Information provided:
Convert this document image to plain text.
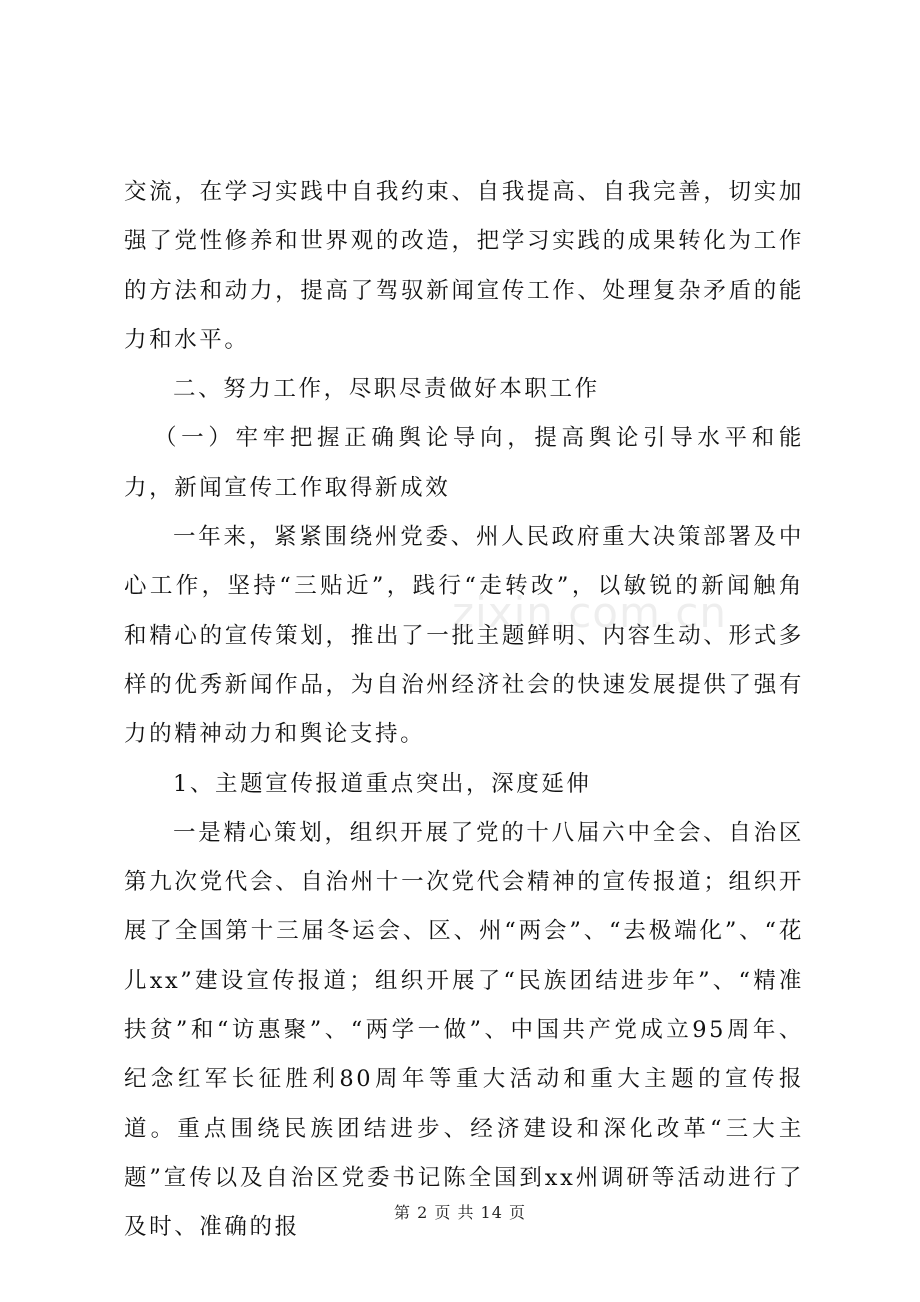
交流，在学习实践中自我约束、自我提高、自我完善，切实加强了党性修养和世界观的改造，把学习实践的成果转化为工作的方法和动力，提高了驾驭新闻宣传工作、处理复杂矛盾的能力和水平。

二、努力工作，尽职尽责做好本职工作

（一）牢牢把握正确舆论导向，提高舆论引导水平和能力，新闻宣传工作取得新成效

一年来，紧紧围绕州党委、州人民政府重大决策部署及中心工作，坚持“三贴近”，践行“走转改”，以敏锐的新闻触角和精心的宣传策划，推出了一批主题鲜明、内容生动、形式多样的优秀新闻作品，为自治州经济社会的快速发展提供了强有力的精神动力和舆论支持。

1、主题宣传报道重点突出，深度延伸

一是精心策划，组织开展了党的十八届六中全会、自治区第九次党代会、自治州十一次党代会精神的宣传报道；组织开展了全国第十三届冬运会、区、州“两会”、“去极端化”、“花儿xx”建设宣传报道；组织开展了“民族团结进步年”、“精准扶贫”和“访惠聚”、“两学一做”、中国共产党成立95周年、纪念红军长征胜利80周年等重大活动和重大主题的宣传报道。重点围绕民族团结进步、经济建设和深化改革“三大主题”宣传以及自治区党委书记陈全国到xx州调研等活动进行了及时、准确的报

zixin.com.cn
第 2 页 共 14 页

Prompt:
Copy the data exactly. Any picture it contains is to be omitted.

Response:
Convert this document image to plain text.
交流，在学习实践中自我约束、自我提高、自我完善，切实加强了党性修养和世界观的改造，把学习实践的成果转化为工作的方法和动力，提高了驾驭新闻宣传工作、处理复杂矛盾的能力和水平。

二、努力工作，尽职尽责做好本职工作

（一）牢牢把握正确舆论导向，提高舆论引导水平和能力，新闻宣传工作取得新成效

一年来，紧紧围绕州党委、州人民政府重大决策部署及中心工作，坚持“三贴近”，践行“走转改”，以敏锐的新闻触角和精心的宣传策划，推出了一批主题鲜明、内容生动、形式多样的优秀新闻作品，为自治州经济社会的快速发展提供了强有力的精神动力和舆论支持。

1、主题宣传报道重点突出，深度延伸

一是精心策划，组织开展了党的十八届六中全会、自治区第九次党代会、自治州十一次党代会精神的宣传报道；组织开展了全国第十三届冬运会、区、州“两会”、“去极端化”、“花儿xx”建设宣传报道；组织开展了“民族团结进步年”、“精准扶贫”和“访惠聚”、“两学一做”、中国共产党成立95周年、纪念红军长征胜利80周年等重大活动和重大主题的宣传报道。重点围绕民族团结进步、经济建设和深化改革“三大主题”宣传以及自治区党委书记陈全国到xx州调研等活动进行了及时、准确的报

zixin.com.cn
第 2 页 共 14 页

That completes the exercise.